## Gelesenes anwenden
1. Welche Farbtemperatur hat Tageslicht laut dem Lesetext zur Aquarium-Fotografie?
2. Fassen Sie im Lesetext zur Aquarium-Fotografie den Absatz ab „Wenn man einfach so mit der Kamera“ als knappe Stichpunktliste zusammen, ohne dessen wesentliche Fakten wegzulassen.
3. Greifen Sie den Lesetext zur Aquarium-Fotografie nach seinem letzten Satz wieder auf und schreiben Sie ihn weiter.

## Lesetext
□ □ □ □ □ □ □

Aquarium-Fotografie, Teil 2: Weißabgleich

In diesem Artikel zur Fotografie von Meerwasseraquarien möchte ich auf die Besonderheiten vom Licht eingehen und Tipps geben, wie man eine Kamera richtig einstellen kann, um tolle Fotos zu schießen. Dabei wird insbesondere auf den Weißabgleich und die Belichtungszeit eingegangen.

Das Licht, das wir mit den Lampen über unserem Aqaurium erzeugen, unterscheidet sich vom Tageslicht: Es ist blau. Die Frage der Leutmittelwahl begegnet uns bei jedem Tausch von T5-Röhren, HQI-Brennern oder der Auswahl von LEDs für die Beleuchtung unserer Aquarien sorgen sollen. Wenn wir dann ins Aquarium blicken, erscheint uns die Farbe nicht immer so blau, wie sie tatsächlich ist, da uns in dem Augenblick, in dem wir ins Aquarium blicken, eine Refernz fehlt. Das Gehirn interpretiert die Farbtemperatur als normal, der Blaustich wird weitestgehend kompensiert. Der Unterschied ist aus technischer Sicht nicht unwesentlich. Während Tageslicht eine Farbtemperatur von 5000-6500 Kelvin hat liegt die Farbtemperatur im Aquarium je nach Wahl der Leutchtmittel oft zwischen 7000 Kelvin bis hin zu 20.000 Kelvin (in Blauphasen, besonders beim Einsatz von LEDs).

Wenn man keinen Einfluss auf den Weißabgleich der Kamera hat, sollte man versuchen, Mischlicht auszuschließen, damit sich die Kamera auf die gewüschte Lichtsituation einstellen kann.

Wenn man einfach so mit der Kamera in ein derat beleuchtetes Becken fotografiert, werden die Fotos einen starken Blaustich haben und ganz anders aussehen, als man es selbt wahrnimmt. Um diesen Blaustich zu kompensieren, kann man bei den meisten Kameras einen Weißabgleich vornehmen. Der Weißabgleich kompensiert eine Verschiebung der Farbe. Viele Kameras machen das bereits automatisch. Allerdings sind die Kameras auf Tageslicht oder Kunstlicht wie Neonreöhren ausgelegt und versuchen sich auf solche Situationen einzustellen. Mit den Hohen Farbtemperaturen unserer Aqaurium-Lampen kommen die meisten Kameras ohne etwas Hilfe nicht zurecht.

□ □ □ □ □ □ □

## Daten zur Durchsicht

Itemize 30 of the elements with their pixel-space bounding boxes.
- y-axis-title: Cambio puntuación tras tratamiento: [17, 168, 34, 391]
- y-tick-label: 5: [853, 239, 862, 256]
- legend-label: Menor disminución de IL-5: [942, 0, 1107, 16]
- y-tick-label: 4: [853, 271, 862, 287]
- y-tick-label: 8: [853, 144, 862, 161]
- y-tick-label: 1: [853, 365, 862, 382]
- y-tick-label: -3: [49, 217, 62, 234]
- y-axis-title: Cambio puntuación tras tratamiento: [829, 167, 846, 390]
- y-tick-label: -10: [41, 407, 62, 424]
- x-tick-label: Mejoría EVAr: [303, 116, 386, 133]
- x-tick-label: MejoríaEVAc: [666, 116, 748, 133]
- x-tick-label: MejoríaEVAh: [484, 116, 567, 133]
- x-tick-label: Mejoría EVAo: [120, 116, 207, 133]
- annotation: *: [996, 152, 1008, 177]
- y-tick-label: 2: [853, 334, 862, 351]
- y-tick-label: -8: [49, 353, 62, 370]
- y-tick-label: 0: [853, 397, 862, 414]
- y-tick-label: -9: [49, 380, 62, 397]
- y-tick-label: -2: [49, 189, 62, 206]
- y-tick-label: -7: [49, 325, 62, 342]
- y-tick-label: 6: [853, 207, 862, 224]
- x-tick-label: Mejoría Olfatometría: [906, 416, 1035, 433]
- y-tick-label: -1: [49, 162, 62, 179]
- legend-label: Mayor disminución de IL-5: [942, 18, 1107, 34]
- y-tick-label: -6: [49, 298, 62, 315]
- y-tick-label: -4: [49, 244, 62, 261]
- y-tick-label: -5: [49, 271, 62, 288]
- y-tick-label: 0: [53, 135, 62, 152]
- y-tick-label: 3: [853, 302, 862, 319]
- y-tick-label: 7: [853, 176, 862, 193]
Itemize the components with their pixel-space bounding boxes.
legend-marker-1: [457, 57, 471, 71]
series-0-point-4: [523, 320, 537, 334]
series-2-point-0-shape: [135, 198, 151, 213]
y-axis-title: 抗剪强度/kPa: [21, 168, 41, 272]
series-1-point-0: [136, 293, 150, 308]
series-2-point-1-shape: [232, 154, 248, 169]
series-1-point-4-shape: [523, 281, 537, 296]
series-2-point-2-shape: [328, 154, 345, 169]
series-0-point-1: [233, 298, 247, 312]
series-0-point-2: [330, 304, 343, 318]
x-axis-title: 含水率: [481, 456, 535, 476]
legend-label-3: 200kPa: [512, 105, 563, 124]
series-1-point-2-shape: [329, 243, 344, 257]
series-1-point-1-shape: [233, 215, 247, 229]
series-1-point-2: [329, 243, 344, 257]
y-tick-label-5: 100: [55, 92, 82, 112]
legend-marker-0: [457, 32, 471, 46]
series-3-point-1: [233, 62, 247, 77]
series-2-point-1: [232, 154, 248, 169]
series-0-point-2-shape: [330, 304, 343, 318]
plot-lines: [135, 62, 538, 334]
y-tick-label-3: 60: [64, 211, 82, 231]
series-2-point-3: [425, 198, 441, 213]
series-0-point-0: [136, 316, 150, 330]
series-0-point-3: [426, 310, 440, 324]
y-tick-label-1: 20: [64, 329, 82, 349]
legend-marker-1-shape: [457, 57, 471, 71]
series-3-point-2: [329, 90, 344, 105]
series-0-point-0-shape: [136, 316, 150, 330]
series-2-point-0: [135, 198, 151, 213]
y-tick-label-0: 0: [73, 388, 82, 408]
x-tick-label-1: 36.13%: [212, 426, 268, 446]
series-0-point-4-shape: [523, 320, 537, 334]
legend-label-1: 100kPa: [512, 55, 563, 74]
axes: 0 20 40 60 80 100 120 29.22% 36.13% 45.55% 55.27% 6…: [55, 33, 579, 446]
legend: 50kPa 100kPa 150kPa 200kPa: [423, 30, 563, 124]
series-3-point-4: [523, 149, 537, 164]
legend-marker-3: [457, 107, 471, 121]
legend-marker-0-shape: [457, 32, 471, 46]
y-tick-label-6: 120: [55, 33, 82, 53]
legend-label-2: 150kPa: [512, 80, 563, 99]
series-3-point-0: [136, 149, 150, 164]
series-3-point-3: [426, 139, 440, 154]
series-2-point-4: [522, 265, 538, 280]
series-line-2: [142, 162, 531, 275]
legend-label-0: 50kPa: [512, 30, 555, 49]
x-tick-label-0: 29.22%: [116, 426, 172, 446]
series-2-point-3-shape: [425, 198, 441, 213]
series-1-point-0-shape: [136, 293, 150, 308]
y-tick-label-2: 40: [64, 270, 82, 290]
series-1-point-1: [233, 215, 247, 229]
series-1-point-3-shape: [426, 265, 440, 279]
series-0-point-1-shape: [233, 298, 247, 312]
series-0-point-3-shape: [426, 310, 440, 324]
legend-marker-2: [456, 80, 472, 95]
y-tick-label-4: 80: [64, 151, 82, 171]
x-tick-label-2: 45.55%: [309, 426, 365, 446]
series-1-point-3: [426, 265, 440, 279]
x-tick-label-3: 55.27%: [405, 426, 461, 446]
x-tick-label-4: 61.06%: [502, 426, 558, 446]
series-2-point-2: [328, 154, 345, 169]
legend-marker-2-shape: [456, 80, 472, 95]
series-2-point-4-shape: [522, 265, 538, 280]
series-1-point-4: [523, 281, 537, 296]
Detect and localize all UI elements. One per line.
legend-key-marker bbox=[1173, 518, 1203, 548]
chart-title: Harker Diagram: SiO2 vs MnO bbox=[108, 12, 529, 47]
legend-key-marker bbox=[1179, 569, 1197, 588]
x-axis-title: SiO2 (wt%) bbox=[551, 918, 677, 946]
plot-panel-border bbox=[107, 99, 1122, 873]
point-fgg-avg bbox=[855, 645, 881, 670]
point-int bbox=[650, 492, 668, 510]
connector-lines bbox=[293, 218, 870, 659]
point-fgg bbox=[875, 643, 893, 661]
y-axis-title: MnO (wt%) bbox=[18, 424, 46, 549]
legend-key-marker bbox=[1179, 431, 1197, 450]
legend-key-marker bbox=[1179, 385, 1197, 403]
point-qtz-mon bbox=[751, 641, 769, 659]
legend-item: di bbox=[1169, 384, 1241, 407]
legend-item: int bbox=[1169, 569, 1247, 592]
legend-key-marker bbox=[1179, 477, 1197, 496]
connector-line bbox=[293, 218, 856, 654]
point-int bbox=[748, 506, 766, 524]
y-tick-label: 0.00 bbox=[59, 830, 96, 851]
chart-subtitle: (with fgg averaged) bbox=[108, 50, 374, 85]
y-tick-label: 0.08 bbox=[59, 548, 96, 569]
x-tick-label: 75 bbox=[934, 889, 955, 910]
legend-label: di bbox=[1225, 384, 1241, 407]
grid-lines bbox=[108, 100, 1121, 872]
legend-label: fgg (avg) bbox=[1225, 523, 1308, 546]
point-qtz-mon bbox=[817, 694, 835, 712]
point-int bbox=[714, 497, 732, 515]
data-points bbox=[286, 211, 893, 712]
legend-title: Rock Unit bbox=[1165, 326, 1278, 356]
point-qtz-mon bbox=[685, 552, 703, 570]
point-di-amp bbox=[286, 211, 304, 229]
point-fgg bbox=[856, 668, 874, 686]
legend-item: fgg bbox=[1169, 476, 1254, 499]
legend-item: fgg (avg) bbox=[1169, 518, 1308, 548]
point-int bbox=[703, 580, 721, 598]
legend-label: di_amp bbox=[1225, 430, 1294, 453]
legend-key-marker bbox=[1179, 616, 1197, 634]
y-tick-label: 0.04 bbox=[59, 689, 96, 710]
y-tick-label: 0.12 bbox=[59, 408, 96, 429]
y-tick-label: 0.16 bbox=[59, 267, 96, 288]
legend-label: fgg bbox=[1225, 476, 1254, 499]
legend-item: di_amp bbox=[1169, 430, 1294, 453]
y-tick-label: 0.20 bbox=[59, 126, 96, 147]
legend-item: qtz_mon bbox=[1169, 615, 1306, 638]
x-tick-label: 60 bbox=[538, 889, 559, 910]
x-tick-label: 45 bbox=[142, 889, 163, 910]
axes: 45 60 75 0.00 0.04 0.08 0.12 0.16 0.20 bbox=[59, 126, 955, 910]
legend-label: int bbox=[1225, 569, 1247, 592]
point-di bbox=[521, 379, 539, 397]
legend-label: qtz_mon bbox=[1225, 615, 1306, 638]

□ □ □ □ □ □ □

## Antworten im Überblick
1. 5000 bis 6500 Kelvin.

2.
- Fotos, die ohne Weiteres in ein so beleuchtetes Becken aufgenommen werden, haben einen starken Blaustich und wirken anders als die eigene Wahrnehmung.
- Bei den meisten Kameras lässt sich ein Weißabgleich vornehmen, der diese Farbverschiebung ausgleicht; viele Kameras erledigen das automatisch.
- Die Kameras sind jedoch auf Tageslicht oder Kunstlicht wie Neonröhren ausgelegt.
- Mit den hohen Farbtemperaturen von Aquarienlampen kommen die meisten Kameras ohne Hilfe nicht zurecht.

3.
Um der Kamera zu sagen, dass die Farbtemperatur im zu fotografierenden Motiv tatsächlich 10.000 Kelvin hat, kann man bei den meisten Kameras den Weißabgleich manuell vornehmen. Technisch passiert dabei in der Kamera folgendes: Die Kamera nimmt die Farbe auf, die ein weißes Objekt unter dem Ziel-Licht wiedergibt. In unserem Szenario wird die Farbe blau sein. Der aufgezeuchnete Farbwert wird nun bei den folgenden Fotos als Referenz benutzt und die Differenz zu Weiß aus den Fotos herausgerechnet. So wird aus einem Weiß, das unter dem Aquarium-Licht blau erscheint, wieder ein Weiß auf dem Foto.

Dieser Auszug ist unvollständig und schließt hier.